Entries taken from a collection
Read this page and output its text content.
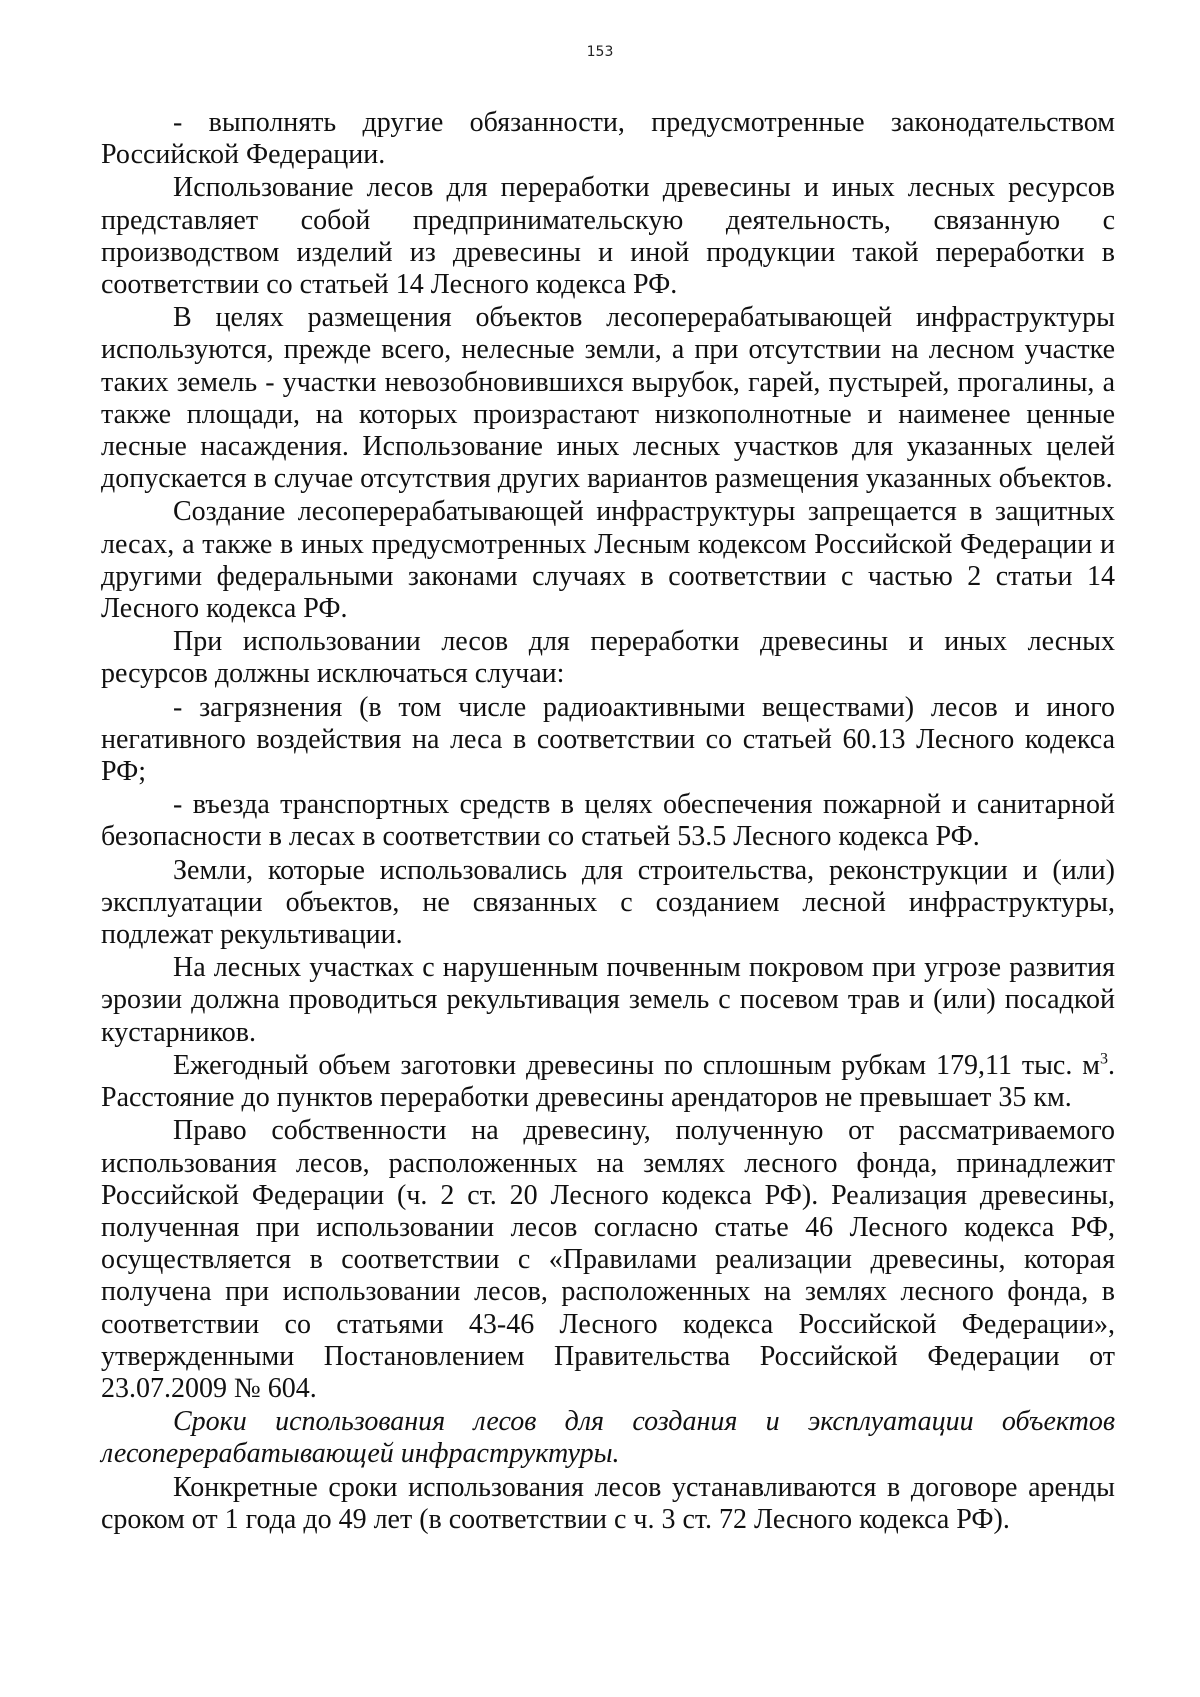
153

- выполнять другие обязанности, предусмотренные законодательством Российской Федерации.

Использование лесов для переработки древесины и иных лесных ресурсов представляет собой предпринимательскую деятельность, связанную с производством изделий из древесины и иной продукции такой переработки в соответствии со статьей 14 Лесного кодекса РФ.

В целях размещения объектов лесоперерабатывающей инфраструктуры используются, прежде всего, нелесные земли, а при отсутствии на лесном участке таких земель - участки невозобновившихся вырубок, гарей, пустырей, прогалины, а также площади, на которых произрастают низкополнотные и наименее ценные лесные насаждения. Использование иных лесных участков для указанных целей допускается в случае отсутствия других вариантов размещения указанных объектов.

Создание лесоперерабатывающей инфраструктуры запрещается в защитных лесах, а также в иных предусмотренных Лесным кодексом Российской Федерации и другими федеральными законами случаях в соответствии с частью 2 статьи 14 Лесного кодекса РФ.

При использовании лесов для переработки древесины и иных лесных ресурсов должны исключаться случаи:

- загрязнения (в том числе радиоактивными веществами) лесов и иного негативного воздействия на леса в соответствии со статьей 60.13 Лесного кодекса РФ;

- въезда транспортных средств в целях обеспечения пожарной и санитарной безопасности в лесах в соответствии со статьей 53.5 Лесного кодекса РФ.

Земли, которые использовались для строительства, реконструкции и (или) эксплуатации объектов, не связанных с созданием лесной инфраструктуры, подлежат рекультивации.

На лесных участках с нарушенным почвенным покровом при угрозе развития эрозии должна проводиться рекультивация земель с посевом трав и (или) посадкой кустарников.

Ежегодный объем заготовки древесины по сплошным рубкам 179,11 тыс. $м^3$. Расстояние до пунктов переработки древесины арендаторов не превышает 35 км.

Право собственности на древесину, полученную от рассматриваемого использования лесов, расположенных на землях лесного фонда, принадлежит Российской Федерации (ч. 2 ст. 20 Лесного кодекса РФ). Реализация древесины, полученная при использовании лесов согласно статье 46 Лесного кодекса РФ, осуществляется в соответствии с «Правилами реализации древесины, которая получена при использовании лесов, расположенных на землях лесного фонда, в соответствии со статьями 43-46 Лесного кодекса Российской Федерации», утвержденными Постановлением Правительства Российской Федерации от 23.07.2009 № 604.

Сроки использования лесов для создания и эксплуатации объектов лесоперерабатывающей инфраструктуры.

Конкретные сроки использования лесов устанавливаются в договоре аренды сроком от 1 года до 49 лет (в соответствии с ч. 3 ст. 72 Лесного кодекса РФ).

▸ **Given instruction**: Across the records, count the lines holding the string "эксплуатации". Give the number and stop.

▸ **Task result**: 2